▶ _DOCUMENT SEGMENT_
++++++++++++++++++++

Soundtrack album by Pritam Chakraborty
- Released: 14 April 2019
- Recorded: 2018–2019
- Genre: Feature film soundtrack
- Length: 49:54
- Language: Hindi
- Label: Zee Music Company
- Producer: Pritam Chakraborty

Pritam Chakraborty chronology
| Jab Harry Met Sejal (2017) | Kalank (2019) | Chhichhore (2019) |

= Kalank (soundtrack) =

2019 film score by Pritam

Kalank is the soundtrack album for the 2019 Indian romantic film of the same name, directed by Abhishek Varman and produced by Karan Johar, Sajid Nadiadwala and Fox Star Studios, featuring an ensemble cast includes Madhuri Dixit, Sonakshi Sinha, Alia Bhatt, Varun Dhawan, Aditya Roy Kapur, Sanjay Dutt. The music is composed by Pritam Chakraborty, with lyrics written by Amitabh Bhattacharya.

After five songs were released from the film as singles, the soundtrack album was released on 14 April 2019, by Zee Music Company.

== Development ==

=== Marketing ===
The first song of the film "Ghar More Pardesiya" was released on 18 March 2019. The music video for the song was simultaneously released, starring Alia Bhatt, Madhuri Dixit and Varun Dhawan amidst a Hindu festival celebrating the Ramayana. A "behind the scenes" video of the song, was released on 20 March 2019. In the video, the different people who contributed towards the musical number, from singer Shreya Ghoshal to choreographer Remo D'Souza to designer Manish Malhotra and producer Karan Johar can be seen sharing their experience while filming the song. The 'jugalbandi' between Madhuri and Alia was the highlight of the entire song. While dancing, Alia was in a white anarkali with a dupatta.

++++++++++++++++++++

▶ _SOURCE DATA_

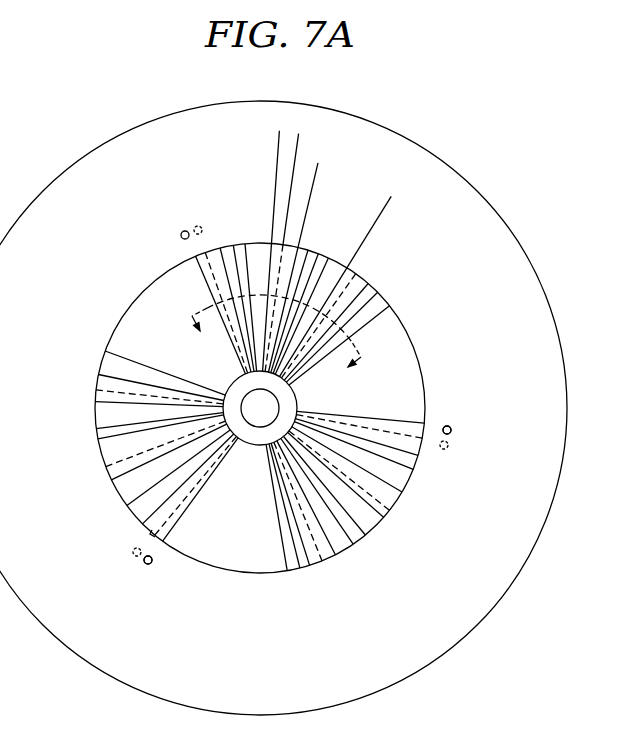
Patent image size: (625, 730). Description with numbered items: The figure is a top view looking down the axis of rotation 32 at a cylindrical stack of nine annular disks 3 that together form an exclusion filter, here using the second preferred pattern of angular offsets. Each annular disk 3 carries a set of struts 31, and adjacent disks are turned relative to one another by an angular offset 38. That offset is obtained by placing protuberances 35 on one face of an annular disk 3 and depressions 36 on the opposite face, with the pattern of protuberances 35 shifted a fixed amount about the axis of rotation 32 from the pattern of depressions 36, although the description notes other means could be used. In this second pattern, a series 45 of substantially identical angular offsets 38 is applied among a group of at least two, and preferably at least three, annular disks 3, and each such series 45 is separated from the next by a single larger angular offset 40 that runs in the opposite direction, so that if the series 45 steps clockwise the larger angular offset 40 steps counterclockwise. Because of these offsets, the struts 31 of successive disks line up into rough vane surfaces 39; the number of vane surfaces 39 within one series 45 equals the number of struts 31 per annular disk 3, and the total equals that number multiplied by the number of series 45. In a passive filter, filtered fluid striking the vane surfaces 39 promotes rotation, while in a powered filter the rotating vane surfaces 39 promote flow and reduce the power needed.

++++++++++++++++++++

▶ _PROBLEM STATEMENT_
From the Kalank soundtrack article, extract the passage from "After five songs" up to and including "with a dupatta.".

▶ _FULL SOLUTION_
After five songs were released from the film as singles, the soundtrack album was released on 14 April 2019, by Zee Music Company.

== Development ==

=== Marketing ===
The first song of the film "Ghar More Pardesiya" was released on 18 March 2019. The music video for the song was simultaneously released, starring Alia Bhatt, Madhuri Dixit and Varun Dhawan amidst a Hindu festival celebrating the Ramayana. A "behind the scenes" video of the song, was released on 20 March 2019. In the video, the different people who contributed towards the musical number, from singer Shreya Ghoshal to choreographer Remo D'Souza to designer Manish Malhotra and producer Karan Johar can be seen sharing their experience while filming the song. The 'jugalbandi' between Madhuri and Alia was the highlight of the entire song. While dancing, Alia was in a white anarkali with a dupatta.